======== RECORD EXTRACTS ========
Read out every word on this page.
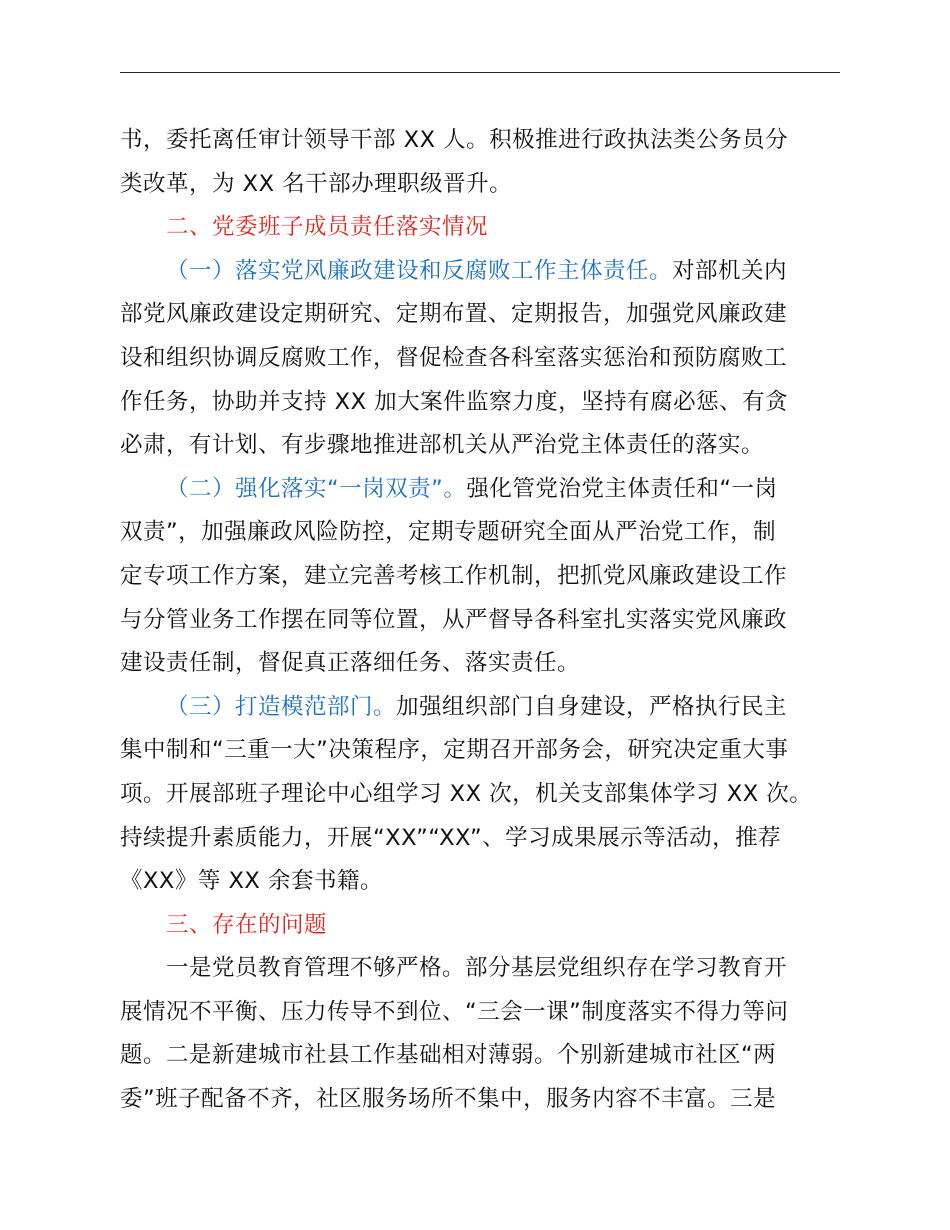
书，委托离任审计领导干部 XX 人。积极推进行政执法类公务员分
类改革，为 XX 名干部办理职级晋升。
二、党委班子成员责任落实情况
（一）落实党风廉政建设和反腐败工作主体责任。对部机关内
部党风廉政建设定期研究、定期布置、定期报告，加强党风廉政建
设和组织协调反腐败工作，督促检查各科室落实惩治和预防腐败工
作任务，协助并支持 XX 加大案件监察力度，坚持有腐必惩、有贪
必肃，有计划、有步骤地推进部机关从严治党主体责任的落实。
（二）强化落实“一岗双责”。强化管党治党主体责任和“一岗
双责”，加强廉政风险防控，定期专题研究全面从严治党工作，制
定专项工作方案，建立完善考核工作机制，把抓党风廉政建设工作
与分管业务工作摆在同等位置，从严督导各科室扎实落实党风廉政
建设责任制，督促真正落细任务、落实责任。
（三）打造模范部门。加强组织部门自身建设，严格执行民主
集中制和“三重一大”决策程序，定期召开部务会，研究决定重大事
项。开展部班子理论中心组学习 XX 次，机关支部集体学习 XX 次。
持续提升素质能力，开展“XX”“XX”、学习成果展示等活动，推荐
《XX》等 XX 余套书籍。
三、存在的问题
一是党员教育管理不够严格。部分基层党组织存在学习教育开
展情况不平衡、压力传导不到位、“三会一课”制度落实不得力等问
题。二是新建城市社县工作基础相对薄弱。个别新建城市社区“两
委”班子配备不齐，社区服务场所不集中，服务内容不丰富。三是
========
Copy out all of the data word for word. Do not carry over any picture.

Read out every word on this page.
书，委托离任审计领导干部 XX 人。积极推进行政执法类公务员分
类改革，为 XX 名干部办理职级晋升。
二、党委班子成员责任落实情况
（一）落实党风廉政建设和反腐败工作主体责任。对部机关内
部党风廉政建设定期研究、定期布置、定期报告，加强党风廉政建
设和组织协调反腐败工作，督促检查各科室落实惩治和预防腐败工
作任务，协助并支持 XX 加大案件监察力度，坚持有腐必惩、有贪
必肃，有计划、有步骤地推进部机关从严治党主体责任的落实。
（二）强化落实“一岗双责”。强化管党治党主体责任和“一岗
双责”，加强廉政风险防控，定期专题研究全面从严治党工作，制
定专项工作方案，建立完善考核工作机制，把抓党风廉政建设工作
与分管业务工作摆在同等位置，从严督导各科室扎实落实党风廉政
建设责任制，督促真正落细任务、落实责任。
（三）打造模范部门。加强组织部门自身建设，严格执行民主
集中制和“三重一大”决策程序，定期召开部务会，研究决定重大事
项。开展部班子理论中心组学习 XX 次，机关支部集体学习 XX 次。
持续提升素质能力，开展“XX”“XX”、学习成果展示等活动，推荐
《XX》等 XX 余套书籍。
三、存在的问题
一是党员教育管理不够严格。部分基层党组织存在学习教育开
展情况不平衡、压力传导不到位、“三会一课”制度落实不得力等问
题。二是新建城市社县工作基础相对薄弱。个别新建城市社区“两
委”班子配备不齐，社区服务场所不集中，服务内容不丰富。三是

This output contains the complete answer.